* **Work instructions**: Print the line that contains "Transcribe the text in this document." and every line after it through the last line of the records below, exactly as written and nothing else.
★ ★ ★
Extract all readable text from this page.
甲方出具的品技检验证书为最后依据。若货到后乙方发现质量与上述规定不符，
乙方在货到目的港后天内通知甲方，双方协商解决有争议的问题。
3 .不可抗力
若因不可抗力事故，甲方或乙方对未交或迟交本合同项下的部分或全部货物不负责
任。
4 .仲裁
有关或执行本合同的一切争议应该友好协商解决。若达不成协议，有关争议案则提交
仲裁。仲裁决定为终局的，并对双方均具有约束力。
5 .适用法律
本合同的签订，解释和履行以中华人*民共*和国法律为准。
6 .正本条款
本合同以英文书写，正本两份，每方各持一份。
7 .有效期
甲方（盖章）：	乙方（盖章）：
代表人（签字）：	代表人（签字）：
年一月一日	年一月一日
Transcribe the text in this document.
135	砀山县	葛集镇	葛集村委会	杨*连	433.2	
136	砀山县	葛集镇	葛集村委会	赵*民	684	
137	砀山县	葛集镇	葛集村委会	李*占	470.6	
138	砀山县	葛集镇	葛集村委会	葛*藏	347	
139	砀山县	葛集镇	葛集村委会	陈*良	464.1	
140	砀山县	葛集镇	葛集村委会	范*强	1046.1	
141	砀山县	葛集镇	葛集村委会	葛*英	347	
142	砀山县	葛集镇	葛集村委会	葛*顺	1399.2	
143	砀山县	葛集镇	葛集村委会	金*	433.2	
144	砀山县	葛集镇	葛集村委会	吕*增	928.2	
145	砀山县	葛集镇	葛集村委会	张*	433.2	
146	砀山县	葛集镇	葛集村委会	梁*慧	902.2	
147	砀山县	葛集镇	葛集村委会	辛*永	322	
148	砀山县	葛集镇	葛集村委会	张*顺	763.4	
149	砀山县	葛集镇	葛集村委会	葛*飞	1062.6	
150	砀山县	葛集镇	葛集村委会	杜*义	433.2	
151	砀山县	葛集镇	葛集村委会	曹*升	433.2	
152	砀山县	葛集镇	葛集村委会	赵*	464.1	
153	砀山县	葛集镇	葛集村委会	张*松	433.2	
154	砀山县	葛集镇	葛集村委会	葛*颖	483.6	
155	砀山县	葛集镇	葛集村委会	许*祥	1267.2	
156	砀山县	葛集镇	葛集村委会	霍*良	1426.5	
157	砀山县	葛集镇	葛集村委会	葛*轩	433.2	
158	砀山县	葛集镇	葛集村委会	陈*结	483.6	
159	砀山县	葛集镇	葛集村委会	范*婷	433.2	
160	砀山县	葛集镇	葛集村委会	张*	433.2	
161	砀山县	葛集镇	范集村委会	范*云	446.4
★ ★ ★
* **Exercise result**:
Transcribe the text in this document.
135	砀山县	葛集镇	葛集村委会	杨*连	433.2	
136	砀山县	葛集镇	葛集村委会	赵*民	684	
137	砀山县	葛集镇	葛集村委会	李*占	470.6	
138	砀山县	葛集镇	葛集村委会	葛*藏	347	
139	砀山县	葛集镇	葛集村委会	陈*良	464.1	
140	砀山县	葛集镇	葛集村委会	范*强	1046.1	
141	砀山县	葛集镇	葛集村委会	葛*英	347	
142	砀山县	葛集镇	葛集村委会	葛*顺	1399.2	
143	砀山县	葛集镇	葛集村委会	金*	433.2	
144	砀山县	葛集镇	葛集村委会	吕*增	928.2	
145	砀山县	葛集镇	葛集村委会	张*	433.2	
146	砀山县	葛集镇	葛集村委会	梁*慧	902.2	
147	砀山县	葛集镇	葛集村委会	辛*永	322	
148	砀山县	葛集镇	葛集村委会	张*顺	763.4	
149	砀山县	葛集镇	葛集村委会	葛*飞	1062.6	
150	砀山县	葛集镇	葛集村委会	杜*义	433.2	
151	砀山县	葛集镇	葛集村委会	曹*升	433.2	
152	砀山县	葛集镇	葛集村委会	赵*	464.1	
153	砀山县	葛集镇	葛集村委会	张*松	433.2	
154	砀山县	葛集镇	葛集村委会	葛*颖	483.6	
155	砀山县	葛集镇	葛集村委会	许*祥	1267.2	
156	砀山县	葛集镇	葛集村委会	霍*良	1426.5	
157	砀山县	葛集镇	葛集村委会	葛*轩	433.2	
158	砀山县	葛集镇	葛集村委会	陈*结	483.6	
159	砀山县	葛集镇	葛集村委会	范*婷	433.2	
160	砀山县	葛集镇	葛集村委会	张*	433.2	
161	砀山县	葛集镇	范集村委会	范*云	446.4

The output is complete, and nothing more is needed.